Work out the number of lines with the word "сельскохозяйственного" in the material below, then reply with that number only.

* start Dataset rows *

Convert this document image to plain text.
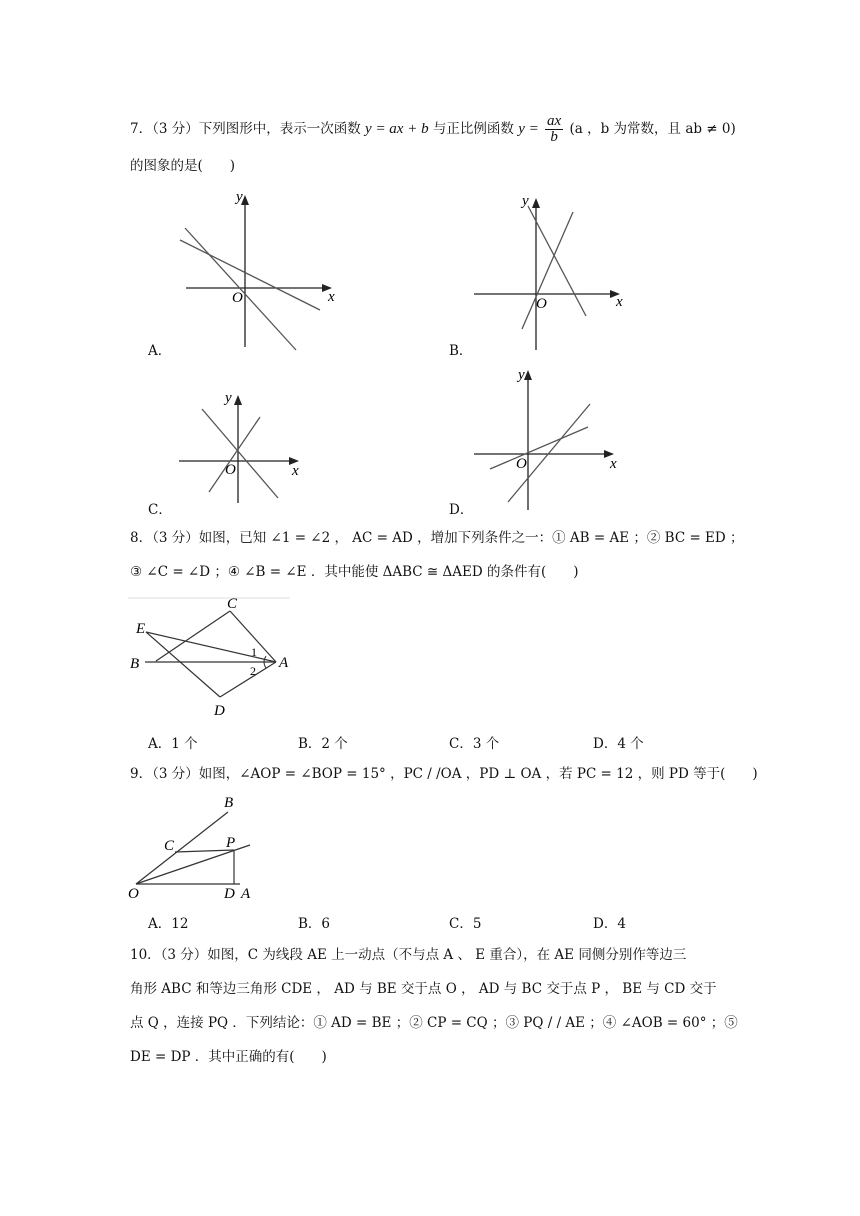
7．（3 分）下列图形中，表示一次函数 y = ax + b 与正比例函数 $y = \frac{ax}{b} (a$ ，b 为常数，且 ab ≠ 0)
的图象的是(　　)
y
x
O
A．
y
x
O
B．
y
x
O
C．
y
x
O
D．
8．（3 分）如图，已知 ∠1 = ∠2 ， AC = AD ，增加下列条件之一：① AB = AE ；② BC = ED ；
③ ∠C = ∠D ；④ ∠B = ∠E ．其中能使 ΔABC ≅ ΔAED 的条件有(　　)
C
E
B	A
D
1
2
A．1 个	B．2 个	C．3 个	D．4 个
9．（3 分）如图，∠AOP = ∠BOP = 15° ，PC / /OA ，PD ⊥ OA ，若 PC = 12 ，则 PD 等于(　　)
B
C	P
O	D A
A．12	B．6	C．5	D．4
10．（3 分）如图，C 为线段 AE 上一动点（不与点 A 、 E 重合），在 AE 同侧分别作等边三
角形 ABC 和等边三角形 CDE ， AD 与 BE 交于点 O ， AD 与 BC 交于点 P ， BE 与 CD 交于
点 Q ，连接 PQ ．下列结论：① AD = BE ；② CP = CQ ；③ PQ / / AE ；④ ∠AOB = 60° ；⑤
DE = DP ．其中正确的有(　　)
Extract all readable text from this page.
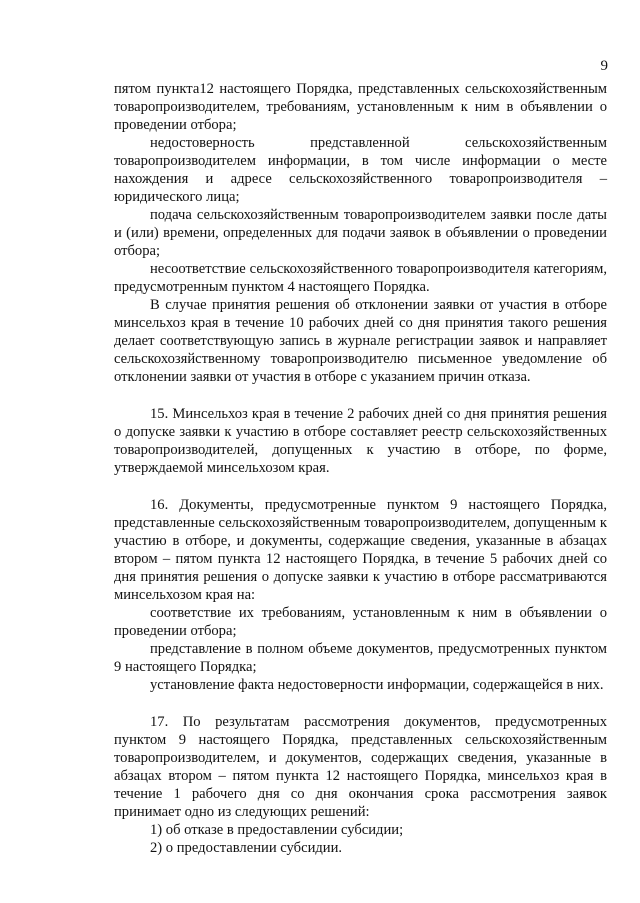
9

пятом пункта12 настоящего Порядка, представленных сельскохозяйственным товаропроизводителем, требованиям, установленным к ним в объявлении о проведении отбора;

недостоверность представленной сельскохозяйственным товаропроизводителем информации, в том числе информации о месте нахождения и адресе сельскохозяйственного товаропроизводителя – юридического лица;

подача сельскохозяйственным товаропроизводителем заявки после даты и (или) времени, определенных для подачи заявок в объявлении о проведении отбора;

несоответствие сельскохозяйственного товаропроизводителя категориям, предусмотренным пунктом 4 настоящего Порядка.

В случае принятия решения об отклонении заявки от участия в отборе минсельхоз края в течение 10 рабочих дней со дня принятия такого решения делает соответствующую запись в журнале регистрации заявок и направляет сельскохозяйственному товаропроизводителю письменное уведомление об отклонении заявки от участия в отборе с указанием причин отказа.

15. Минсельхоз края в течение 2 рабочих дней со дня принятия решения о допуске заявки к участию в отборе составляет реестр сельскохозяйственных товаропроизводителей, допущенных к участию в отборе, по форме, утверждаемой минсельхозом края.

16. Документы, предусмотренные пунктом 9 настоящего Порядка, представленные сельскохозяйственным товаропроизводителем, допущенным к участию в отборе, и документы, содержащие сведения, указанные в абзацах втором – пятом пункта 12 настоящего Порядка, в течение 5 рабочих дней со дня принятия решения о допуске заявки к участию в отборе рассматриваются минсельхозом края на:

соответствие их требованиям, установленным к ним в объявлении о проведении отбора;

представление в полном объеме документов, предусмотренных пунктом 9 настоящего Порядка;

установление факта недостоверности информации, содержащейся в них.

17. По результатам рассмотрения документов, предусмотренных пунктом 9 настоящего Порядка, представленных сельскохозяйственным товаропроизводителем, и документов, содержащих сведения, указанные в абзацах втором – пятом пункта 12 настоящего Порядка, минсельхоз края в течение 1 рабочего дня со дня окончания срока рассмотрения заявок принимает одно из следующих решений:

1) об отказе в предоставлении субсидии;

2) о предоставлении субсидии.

* end Dataset rows *

◆ Task output ◆
2